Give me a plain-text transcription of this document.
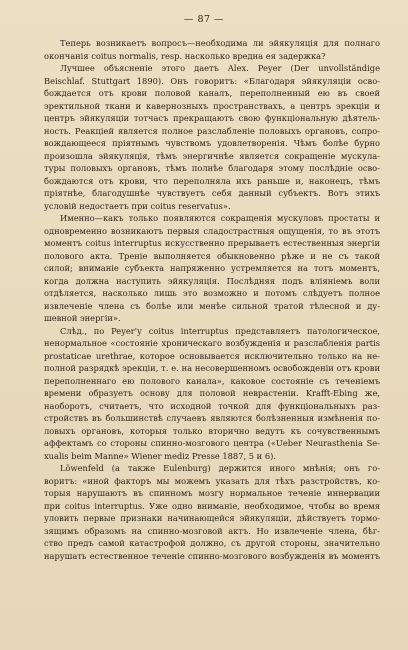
— 87 —
Теперь возникаетъ вопросъ—необходима ли эйякуляція для полнаго
окончанія coitus normalis, resp. насколько вредна ея задержка?
Лучшее объясненіе этого даетъ Alex. Peyer (Der unvollständige
Beischlaf. Stuttgart 1890). Онъ говоритъ: «Благодаря эйякуляціи осво-
бождается отъ крови половой каналъ, переполненный ею въ своей
эректильной ткани и кавернозныхъ пространствахъ, а центръ эрекціи и
центръ эйякуляціи тотчасъ прекращаютъ свою функціональную дѣятель-
ность. Реакціей является полное разслабленіе половыхъ органовъ, сопро-
вождающееся пріятнымъ чувствомъ удовлетворенія. Чѣмъ болѣе бурно
произошла эйякуляція, тѣмъ энергичнѣе является сокращеніе мускула-
туры половыхъ органовъ, тѣмъ полнѣе благодаря этому послѣдніе осво-
бождаются отъ крови, что переполняла ихъ раньше и, наконецъ, тѣмъ
пріятнѣе, благодушнѣе чувствуетъ себя данный субъектъ. Вотъ этихъ
условій недостаетъ при coitus reservatus».
Именно—какъ только появляются сокращенія мускуловъ простаты и
одновременно возникаютъ первыя сладострастныя ощущенія, то въ этотъ
моментъ coitus interruptus искусственно прерываетъ естественныя энергіи
полового акта. Треніе выполняется обыкновенно рѣже и не съ такой
силой; вниманіе субъекта напряженно устремляется на тотъ моментъ,
когда должна наступить эйякуляція. Послѣдняя подъ вліяніемъ воли
отдѣляется, насколько лишь это возможно и потомъ слѣдуетъ полное
извлеченіе члена съ болѣе или менѣе сильной тратой тѣлесной и ду-
шевной энергіи».
Слѣд., по Peyer'у coitus interruptus представляетъ патологическое,
ненормальное «состояніе хроническаго возбужденія и разслабленія partis
prostaticae urethrae, которое основывается исключительно только на не-
полной разрядкѣ эрекціи, т. е. на несовершенномъ освобожденіи отъ крови
переполненнаго ею полового канала», каковое состояніе съ теченіемъ
времени образуетъ основу для половой неврастеніи. Krafft-Ebing же,
наоборотъ, считаетъ, что исходной точкой для функціональныхъ раз-
стройствъ въ большинствѣ случаевъ являются болѣзненныя измѣненія по-
ловыхъ органовъ, которыя только вторично ведутъ къ сочувственнымъ
аффектамъ со стороны спинно-мозгового центра («Ueber Neurasthenia Se-
xualis beim Manne» Wiener mediz Presse 1887, 5 и 6).
Löwenfeld (а также Eulenburg) держится иного мнѣнія; онъ го-
воритъ: «иной факторъ мы можемъ указать для тѣхъ разстройствъ, ко-
торыя нарушаютъ въ спинномъ мозгу нормальное теченіе иннервации
при coitus interruptus. Уже одно вниманіе, необходимое, чтобы во время
уловить первые признаки начинающейся эйякуляціи, дѣйствуетъ тормо-
зящимъ образомъ на спинно-мозговой актъ. Но извлеченіе члена, бѣг-
ство предъ самой катастрофой должно, съ другой стороны, значительно
нарушать естественное теченіе спинно-мозгового возбужденія въ моментъ
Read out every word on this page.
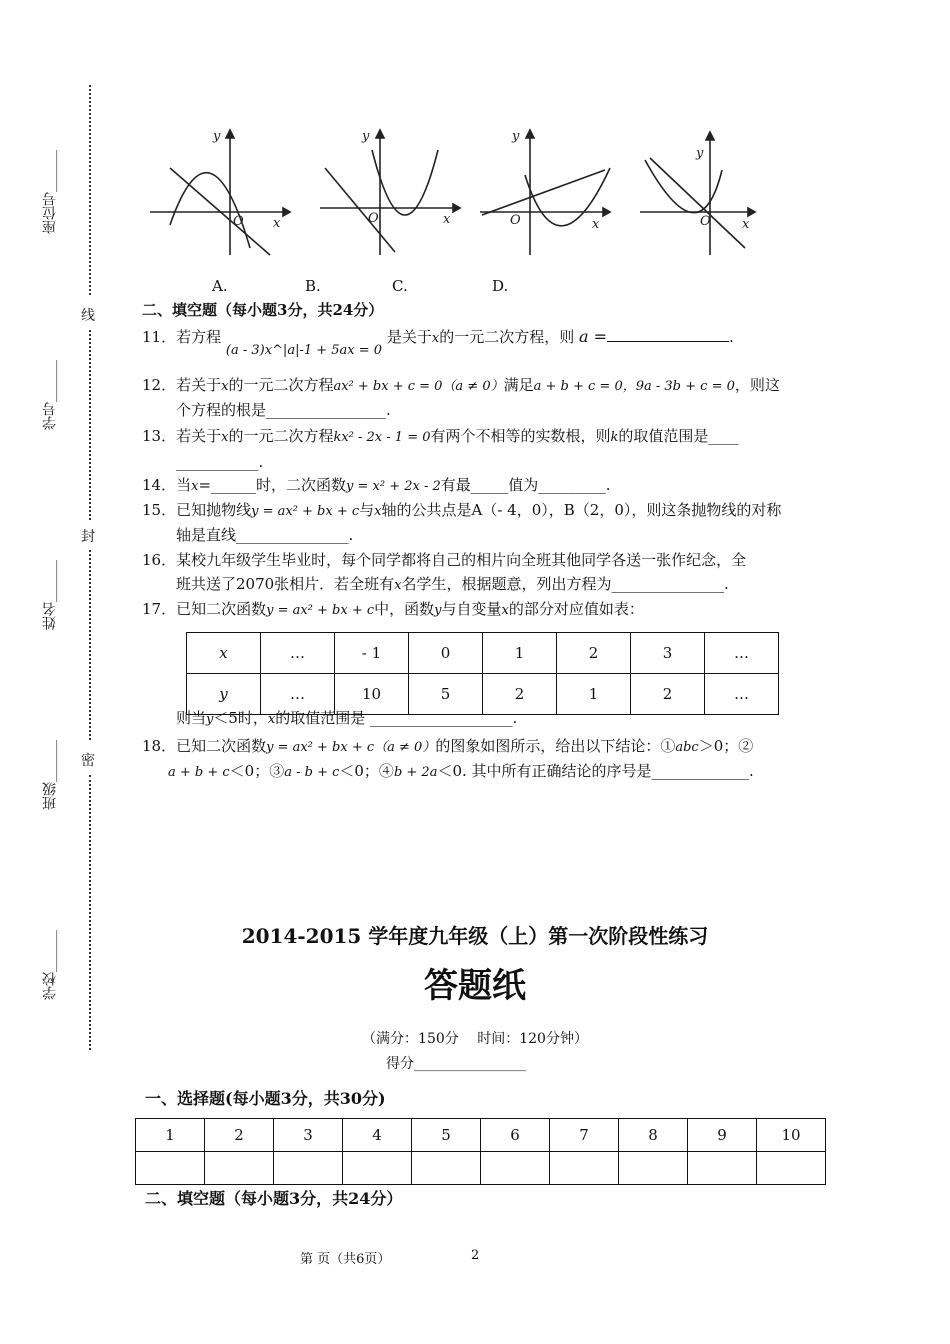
座位号______
学号______
姓名______
班级______
学校______
线
封
密
x
y
O	x
y
O	x
y
O	x
y
O
A.	B.	C.	D.
二、填空题（每小题3分，共24分）
11．若方程 (a - 3)x^|a|-1 + 5ax = 0 是关于x的一元二次方程，则 a =	.
12．若关于x的一元二次方程ax² + bx + c = 0（a ≠ 0）满足a + b + c = 0，9a - 3b + c = 0，则这
个方程的根是________________.
13．若关于x的一元二次方程kx² - 2x - 1 = 0有两个不相等的实数根，则k的取值范围是____
___________.
14．当x=______时，二次函数y = x² + 2x - 2有最_____值为_________.
15．已知抛物线y = ax² + bx + c与x轴的公共点是A（- 4，0），B（2，0），则这条抛物线的对称
轴是直线_______________.
16．某校九年级学生毕业时，每个同学都将自己的相片向全班其他同学各送一张作纪念，全
班共送了2070张相片．若全班有x名学生，根据题意，列出方程为_______________.
17．已知二次函数y = ax² + bx + c中，函数y与自变量x的部分对应值如表：
x	…	- 1	0	1	2	3	…
y	…	10	5	2	1	2	…
则当y＜5时，x的取值范围是 ___________________.
18．已知二次函数y = ax² + bx + c（a ≠ 0）的图象如图所示，给出以下结论：①abc＞0；②
a + b + c＜0；③a - b + c＜0；④b + 2a＜0. 其中所有正确结论的序号是_____________.
2014-2015 学年度九年级（上）第一次阶段性练习
答题纸
（满分：150分　 时间：120分钟）
得分________________
一、选择题(每小题3分，共30分)
1	2	3	4	5	6	7	8	9	10

二、填空题（每小题3分，共24分）
第 页（共6页）	2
- - -
• TASK BRIEF:
Find the word "насколько" and list each line it appears in.

• OUTPUT OF THE TASK:
окончанія coitus normalis, resp. насколько вредна ея задержка?
отдѣляется, насколько лишь это возможно и потомъ слѣдуетъ полное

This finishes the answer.